Task:
Repeat the data verbatim.

Given information:
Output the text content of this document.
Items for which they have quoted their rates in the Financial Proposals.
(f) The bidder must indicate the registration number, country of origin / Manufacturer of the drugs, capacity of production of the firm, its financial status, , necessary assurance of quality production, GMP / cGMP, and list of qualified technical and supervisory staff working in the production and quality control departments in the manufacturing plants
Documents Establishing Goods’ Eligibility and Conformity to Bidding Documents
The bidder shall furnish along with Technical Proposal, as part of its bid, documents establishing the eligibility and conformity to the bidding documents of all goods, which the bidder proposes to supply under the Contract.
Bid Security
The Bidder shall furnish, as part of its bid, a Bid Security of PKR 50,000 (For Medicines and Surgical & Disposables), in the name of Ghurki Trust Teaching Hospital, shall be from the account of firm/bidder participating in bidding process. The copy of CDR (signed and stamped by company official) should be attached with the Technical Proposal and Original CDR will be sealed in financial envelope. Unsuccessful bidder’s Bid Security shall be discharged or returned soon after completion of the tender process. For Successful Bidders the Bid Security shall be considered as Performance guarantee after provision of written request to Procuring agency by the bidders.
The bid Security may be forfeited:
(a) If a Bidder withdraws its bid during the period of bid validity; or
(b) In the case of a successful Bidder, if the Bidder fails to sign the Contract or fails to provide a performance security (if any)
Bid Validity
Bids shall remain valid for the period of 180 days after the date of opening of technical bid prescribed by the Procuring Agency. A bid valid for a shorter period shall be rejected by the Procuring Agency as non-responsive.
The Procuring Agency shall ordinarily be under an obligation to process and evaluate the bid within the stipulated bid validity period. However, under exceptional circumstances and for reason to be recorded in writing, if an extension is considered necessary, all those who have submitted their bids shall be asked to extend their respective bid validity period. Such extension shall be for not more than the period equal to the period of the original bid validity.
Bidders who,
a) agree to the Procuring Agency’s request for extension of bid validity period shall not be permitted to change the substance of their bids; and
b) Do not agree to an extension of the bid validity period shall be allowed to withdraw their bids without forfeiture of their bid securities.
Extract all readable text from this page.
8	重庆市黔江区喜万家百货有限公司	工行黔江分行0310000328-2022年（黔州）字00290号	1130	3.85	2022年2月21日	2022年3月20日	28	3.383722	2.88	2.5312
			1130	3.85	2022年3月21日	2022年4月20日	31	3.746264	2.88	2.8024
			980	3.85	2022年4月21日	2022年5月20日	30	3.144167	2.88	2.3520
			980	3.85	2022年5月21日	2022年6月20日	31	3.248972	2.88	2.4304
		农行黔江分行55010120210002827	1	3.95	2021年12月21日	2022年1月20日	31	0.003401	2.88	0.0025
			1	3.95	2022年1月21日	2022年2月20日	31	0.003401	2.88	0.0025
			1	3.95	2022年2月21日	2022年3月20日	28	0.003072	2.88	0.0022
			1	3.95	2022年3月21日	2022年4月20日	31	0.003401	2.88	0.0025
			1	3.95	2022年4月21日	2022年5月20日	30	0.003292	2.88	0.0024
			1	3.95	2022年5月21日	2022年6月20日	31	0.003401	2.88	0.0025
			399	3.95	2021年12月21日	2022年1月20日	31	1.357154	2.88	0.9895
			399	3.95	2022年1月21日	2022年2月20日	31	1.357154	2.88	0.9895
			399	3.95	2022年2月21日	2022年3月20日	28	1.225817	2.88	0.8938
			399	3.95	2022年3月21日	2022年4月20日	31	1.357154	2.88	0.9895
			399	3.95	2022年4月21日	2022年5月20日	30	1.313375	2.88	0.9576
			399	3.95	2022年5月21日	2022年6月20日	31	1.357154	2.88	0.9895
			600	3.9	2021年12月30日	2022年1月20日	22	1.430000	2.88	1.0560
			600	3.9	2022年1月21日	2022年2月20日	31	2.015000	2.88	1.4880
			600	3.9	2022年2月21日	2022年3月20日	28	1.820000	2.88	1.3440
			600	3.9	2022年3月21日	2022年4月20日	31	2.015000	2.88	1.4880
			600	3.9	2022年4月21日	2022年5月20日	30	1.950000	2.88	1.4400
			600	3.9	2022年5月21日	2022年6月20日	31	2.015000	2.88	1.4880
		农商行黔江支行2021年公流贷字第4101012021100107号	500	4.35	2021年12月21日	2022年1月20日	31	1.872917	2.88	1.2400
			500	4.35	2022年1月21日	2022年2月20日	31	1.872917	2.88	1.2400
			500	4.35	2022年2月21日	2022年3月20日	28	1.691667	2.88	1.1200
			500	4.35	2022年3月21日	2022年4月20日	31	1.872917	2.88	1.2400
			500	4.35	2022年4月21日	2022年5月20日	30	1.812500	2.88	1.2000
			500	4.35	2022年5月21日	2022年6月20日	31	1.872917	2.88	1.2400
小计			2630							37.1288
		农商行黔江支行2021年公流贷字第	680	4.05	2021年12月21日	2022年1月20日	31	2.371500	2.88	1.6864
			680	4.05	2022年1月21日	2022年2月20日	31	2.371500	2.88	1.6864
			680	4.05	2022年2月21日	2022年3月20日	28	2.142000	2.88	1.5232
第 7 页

Result below:
Output the text content of this document.
Items for which they have quoted their rates in the Financial Proposals.
(f) The bidder must indicate the registration number, country of origin / Manufacturer of the drugs, capacity of production of the firm, its financial status, , necessary assurance of quality production, GMP / cGMP, and list of qualified technical and supervisory staff working in the production and quality control departments in the manufacturing plants
Documents Establishing Goods’ Eligibility and Conformity to Bidding Documents
The bidder shall furnish along with Technical Proposal, as part of its bid, documents establishing the eligibility and conformity to the bidding documents of all goods, which the bidder proposes to supply under the Contract.
Bid Security
The Bidder shall furnish, as part of its bid, a Bid Security of PKR 50,000 (For Medicines and Surgical & Disposables), in the name of Ghurki Trust Teaching Hospital, shall be from the account of firm/bidder participating in bidding process. The copy of CDR (signed and stamped by company official) should be attached with the Technical Proposal and Original CDR will be sealed in financial envelope. Unsuccessful bidder’s Bid Security shall be discharged or returned soon after completion of the tender process. For Successful Bidders the Bid Security shall be considered as Performance guarantee after provision of written request to Procuring agency by the bidders.
The bid Security may be forfeited:
(a) If a Bidder withdraws its bid during the period of bid validity; or
(b) In the case of a successful Bidder, if the Bidder fails to sign the Contract or fails to provide a performance security (if any)
Bid Validity
Bids shall remain valid for the period of 180 days after the date of opening of technical bid prescribed by the Procuring Agency. A bid valid for a shorter period shall be rejected by the Procuring Agency as non-responsive.
The Procuring Agency shall ordinarily be under an obligation to process and evaluate the bid within the stipulated bid validity period. However, under exceptional circumstances and for reason to be recorded in writing, if an extension is considered necessary, all those who have submitted their bids shall be asked to extend their respective bid validity period. Such extension shall be for not more than the period equal to the period of the original bid validity.
Bidders who,
a) agree to the Procuring Agency’s request for extension of bid validity period shall not be permitted to change the substance of their bids; and
b) Do not agree to an extension of the bid validity period shall be allowed to withdraw their bids without forfeiture of their bid securities.
Extract all readable text from this page.
8	重庆市黔江区喜万家百货有限公司	工行黔江分行0310000328-2022年（黔州）字00290号	1130	3.85	2022年2月21日	2022年3月20日	28	3.383722	2.88	2.5312
			1130	3.85	2022年3月21日	2022年4月20日	31	3.746264	2.88	2.8024
			980	3.85	2022年4月21日	2022年5月20日	30	3.144167	2.88	2.3520
			980	3.85	2022年5月21日	2022年6月20日	31	3.248972	2.88	2.4304
		农行黔江分行55010120210002827	1	3.95	2021年12月21日	2022年1月20日	31	0.003401	2.88	0.0025
			1	3.95	2022年1月21日	2022年2月20日	31	0.003401	2.88	0.0025
			1	3.95	2022年2月21日	2022年3月20日	28	0.003072	2.88	0.0022
			1	3.95	2022年3月21日	2022年4月20日	31	0.003401	2.88	0.0025
			1	3.95	2022年4月21日	2022年5月20日	30	0.003292	2.88	0.0024
			1	3.95	2022年5月21日	2022年6月20日	31	0.003401	2.88	0.0025
			399	3.95	2021年12月21日	2022年1月20日	31	1.357154	2.88	0.9895
			399	3.95	2022年1月21日	2022年2月20日	31	1.357154	2.88	0.9895
			399	3.95	2022年2月21日	2022年3月20日	28	1.225817	2.88	0.8938
			399	3.95	2022年3月21日	2022年4月20日	31	1.357154	2.88	0.9895
			399	3.95	2022年4月21日	2022年5月20日	30	1.313375	2.88	0.9576
			399	3.95	2022年5月21日	2022年6月20日	31	1.357154	2.88	0.9895
			600	3.9	2021年12月30日	2022年1月20日	22	1.430000	2.88	1.0560
			600	3.9	2022年1月21日	2022年2月20日	31	2.015000	2.88	1.4880
			600	3.9	2022年2月21日	2022年3月20日	28	1.820000	2.88	1.3440
			600	3.9	2022年3月21日	2022年4月20日	31	2.015000	2.88	1.4880
			600	3.9	2022年4月21日	2022年5月20日	30	1.950000	2.88	1.4400
			600	3.9	2022年5月21日	2022年6月20日	31	2.015000	2.88	1.4880
		农商行黔江支行2021年公流贷字第4101012021100107号	500	4.35	2021年12月21日	2022年1月20日	31	1.872917	2.88	1.2400
			500	4.35	2022年1月21日	2022年2月20日	31	1.872917	2.88	1.2400
			500	4.35	2022年2月21日	2022年3月20日	28	1.691667	2.88	1.1200
			500	4.35	2022年3月21日	2022年4月20日	31	1.872917	2.88	1.2400
			500	4.35	2022年4月21日	2022年5月20日	30	1.812500	2.88	1.2000
			500	4.35	2022年5月21日	2022年6月20日	31	1.872917	2.88	1.2400
小计			2630							37.1288
		农商行黔江支行2021年公流贷字第	680	4.05	2021年12月21日	2022年1月20日	31	2.371500	2.88	1.6864
			680	4.05	2022年1月21日	2022年2月20日	31	2.371500	2.88	1.6864
			680	4.05	2022年2月21日	2022年3月20日	28	2.142000	2.88	1.5232
第 7 页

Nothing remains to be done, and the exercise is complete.